**Extrait source:**
1° TRAVAIL - Salariés spécialement protégés - Délégués du personnel - Prérogatives légales - Présentation de revendications portant sur l'augmentation des salaires et la diminution de la durée du travail - Existence d'une section syndicale dans l'entreprise - Effet.

1° Il entre dans les attributions des délégués du personnel de connaître l'objet de toutes revendications présentées par le personnel affilié ou non à un syndicat. Cependant, lorsque sont constituées une ou plusieurs sections syndicales dans l'entreprise, et même si l'article L. 422-1 du Code du travail, dans le domaine des salaires, ne limite pas la mission des délégués du personnel aux seules réclamations ayant pour but l'application des règles de droit, l'employeur, tenu d'engager chaque année avec les organisations syndicales représentatives une négociation sur les salaires effectifs, la durée effective et l'organisation du temps de travail, est fondé en présence de revendications des délégués du personnel portant sur l'augmentation de la rémunération et la réduction de la durée du travail à répondre qu'elles sont du ressort de la négociation collective avec les syndicats. Une telle réponse ainsi motivée satisfait aux prescriptions de l'article L. 424-5 du Code du travail(1).

**Consigne A:**
Extrayez sans rien changer les lignes des enregistrements, en partant du début des enregistrements et en terminant par la ligne qui contient « public-key-label: Public key », celle-ci comprise.

**Enregistrements fournis:**
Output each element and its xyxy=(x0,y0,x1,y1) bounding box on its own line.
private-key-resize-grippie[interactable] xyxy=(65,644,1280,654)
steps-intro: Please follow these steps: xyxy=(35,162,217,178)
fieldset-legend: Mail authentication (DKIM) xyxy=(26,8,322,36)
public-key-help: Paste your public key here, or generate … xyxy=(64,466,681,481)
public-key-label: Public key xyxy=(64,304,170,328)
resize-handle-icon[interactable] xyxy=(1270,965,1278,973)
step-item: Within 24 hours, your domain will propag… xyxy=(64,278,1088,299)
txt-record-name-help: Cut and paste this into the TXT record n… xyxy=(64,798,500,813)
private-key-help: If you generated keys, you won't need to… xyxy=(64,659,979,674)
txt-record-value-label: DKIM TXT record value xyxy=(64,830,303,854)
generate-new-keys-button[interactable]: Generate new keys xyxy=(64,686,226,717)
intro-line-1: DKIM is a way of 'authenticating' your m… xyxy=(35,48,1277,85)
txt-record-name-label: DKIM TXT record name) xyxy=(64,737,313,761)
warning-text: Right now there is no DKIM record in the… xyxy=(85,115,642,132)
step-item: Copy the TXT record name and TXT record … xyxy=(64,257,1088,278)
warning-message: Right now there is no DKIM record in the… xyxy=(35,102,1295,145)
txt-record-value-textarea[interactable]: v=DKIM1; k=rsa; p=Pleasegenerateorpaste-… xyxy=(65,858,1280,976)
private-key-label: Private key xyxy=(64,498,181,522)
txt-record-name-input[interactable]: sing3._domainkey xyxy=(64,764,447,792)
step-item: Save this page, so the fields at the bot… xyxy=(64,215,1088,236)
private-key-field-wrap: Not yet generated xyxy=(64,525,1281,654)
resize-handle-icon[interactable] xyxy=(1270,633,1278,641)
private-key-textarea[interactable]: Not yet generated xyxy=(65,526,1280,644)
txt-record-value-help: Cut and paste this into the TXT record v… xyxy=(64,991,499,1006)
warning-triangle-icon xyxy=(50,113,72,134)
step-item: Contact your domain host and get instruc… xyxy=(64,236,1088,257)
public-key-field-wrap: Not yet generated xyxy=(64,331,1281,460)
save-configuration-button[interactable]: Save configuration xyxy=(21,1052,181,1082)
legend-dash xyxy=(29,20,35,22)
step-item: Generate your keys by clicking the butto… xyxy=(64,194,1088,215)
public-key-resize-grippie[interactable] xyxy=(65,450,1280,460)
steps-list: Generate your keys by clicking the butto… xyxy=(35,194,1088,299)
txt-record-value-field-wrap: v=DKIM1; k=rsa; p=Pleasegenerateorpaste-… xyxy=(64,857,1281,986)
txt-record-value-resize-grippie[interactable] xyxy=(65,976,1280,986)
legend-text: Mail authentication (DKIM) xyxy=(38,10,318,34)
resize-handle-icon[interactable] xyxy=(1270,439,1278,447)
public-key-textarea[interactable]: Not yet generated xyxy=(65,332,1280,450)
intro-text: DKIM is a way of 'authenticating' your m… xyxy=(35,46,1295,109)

**Consigne B:**
Selon l'extrait, pourquoi l'employeur peut-il répondre aux délégués du personnel que leurs revendications sur l'augmentation de la rémunération et la réduction de la durée du travail relèvent de la négociation collective ? Répondez en une à trois phrases.

**Corrigé A:**
Output each element and its xyxy=(x0,y0,x1,y1) bounding box on its own line.
private-key-resize-grippie[interactable] xyxy=(65,644,1280,654)
steps-intro: Please follow these steps: xyxy=(35,162,217,178)
fieldset-legend: Mail authentication (DKIM) xyxy=(26,8,322,36)
public-key-help: Paste your public key here, or generate … xyxy=(64,466,681,481)
public-key-label: Public key xyxy=(64,304,170,328)

**Corrigé B:**
Lorsque des sections syndicales sont constituées dans l'entreprise, l'employeur est tenu d'engager chaque année une négociation avec les organisations syndicales représentatives. Cette négociation porte sur les salaires effectifs, la durée effective et l'organisation du temps de travail. Il est donc fondé à répondre que ces revendications sont du ressort de la négociation collective avec les syndicats.